═══ Material supplied ═══

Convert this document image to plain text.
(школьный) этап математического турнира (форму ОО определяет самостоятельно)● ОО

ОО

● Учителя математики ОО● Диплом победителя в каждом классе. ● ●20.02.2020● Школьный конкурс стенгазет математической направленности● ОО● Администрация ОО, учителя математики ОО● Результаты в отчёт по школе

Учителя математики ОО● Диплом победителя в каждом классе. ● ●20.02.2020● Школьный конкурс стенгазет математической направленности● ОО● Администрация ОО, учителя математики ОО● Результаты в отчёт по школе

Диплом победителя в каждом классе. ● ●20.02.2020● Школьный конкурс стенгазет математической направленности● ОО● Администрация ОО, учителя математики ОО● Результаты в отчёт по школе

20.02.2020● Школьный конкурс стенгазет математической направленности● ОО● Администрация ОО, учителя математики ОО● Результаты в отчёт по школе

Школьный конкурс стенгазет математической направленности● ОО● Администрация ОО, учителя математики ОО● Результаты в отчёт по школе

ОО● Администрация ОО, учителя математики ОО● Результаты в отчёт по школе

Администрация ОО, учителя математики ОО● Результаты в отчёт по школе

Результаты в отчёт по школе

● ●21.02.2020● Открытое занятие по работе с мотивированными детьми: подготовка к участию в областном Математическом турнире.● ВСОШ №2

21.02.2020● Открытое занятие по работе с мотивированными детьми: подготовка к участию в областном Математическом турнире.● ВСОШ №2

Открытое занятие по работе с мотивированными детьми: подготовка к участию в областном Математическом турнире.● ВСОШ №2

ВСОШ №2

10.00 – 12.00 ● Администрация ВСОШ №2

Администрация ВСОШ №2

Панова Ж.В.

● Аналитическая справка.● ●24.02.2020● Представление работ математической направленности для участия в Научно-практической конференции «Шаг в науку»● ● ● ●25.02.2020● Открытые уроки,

═══

_Objective_
Write out the whole listing again, exactly as it stands.

_Full answer_
Convert this document image to plain text.
(школьный) этап математического турнира (форму ОО определяет самостоятельно)● ОО

ОО

● Учителя математики ОО● Диплом победителя в каждом классе. ● ●20.02.2020● Школьный конкурс стенгазет математической направленности● ОО● Администрация ОО, учителя математики ОО● Результаты в отчёт по школе

Учителя математики ОО● Диплом победителя в каждом классе. ● ●20.02.2020● Школьный конкурс стенгазет математической направленности● ОО● Администрация ОО, учителя математики ОО● Результаты в отчёт по школе

Диплом победителя в каждом классе. ● ●20.02.2020● Школьный конкурс стенгазет математической направленности● ОО● Администрация ОО, учителя математики ОО● Результаты в отчёт по школе

20.02.2020● Школьный конкурс стенгазет математической направленности● ОО● Администрация ОО, учителя математики ОО● Результаты в отчёт по школе

Школьный конкурс стенгазет математической направленности● ОО● Администрация ОО, учителя математики ОО● Результаты в отчёт по школе

ОО● Администрация ОО, учителя математики ОО● Результаты в отчёт по школе

Администрация ОО, учителя математики ОО● Результаты в отчёт по школе

Результаты в отчёт по школе

● ●21.02.2020● Открытое занятие по работе с мотивированными детьми: подготовка к участию в областном Математическом турнире.● ВСОШ №2

21.02.2020● Открытое занятие по работе с мотивированными детьми: подготовка к участию в областном Математическом турнире.● ВСОШ №2

Открытое занятие по работе с мотивированными детьми: подготовка к участию в областном Математическом турнире.● ВСОШ №2

ВСОШ №2

10.00 – 12.00 ● Администрация ВСОШ №2

Администрация ВСОШ №2

Панова Ж.В.

● Аналитическая справка.● ●24.02.2020● Представление работ математической направленности для участия в Научно-практической конференции «Шаг в науку»● ● ● ●25.02.2020● Открытые уроки,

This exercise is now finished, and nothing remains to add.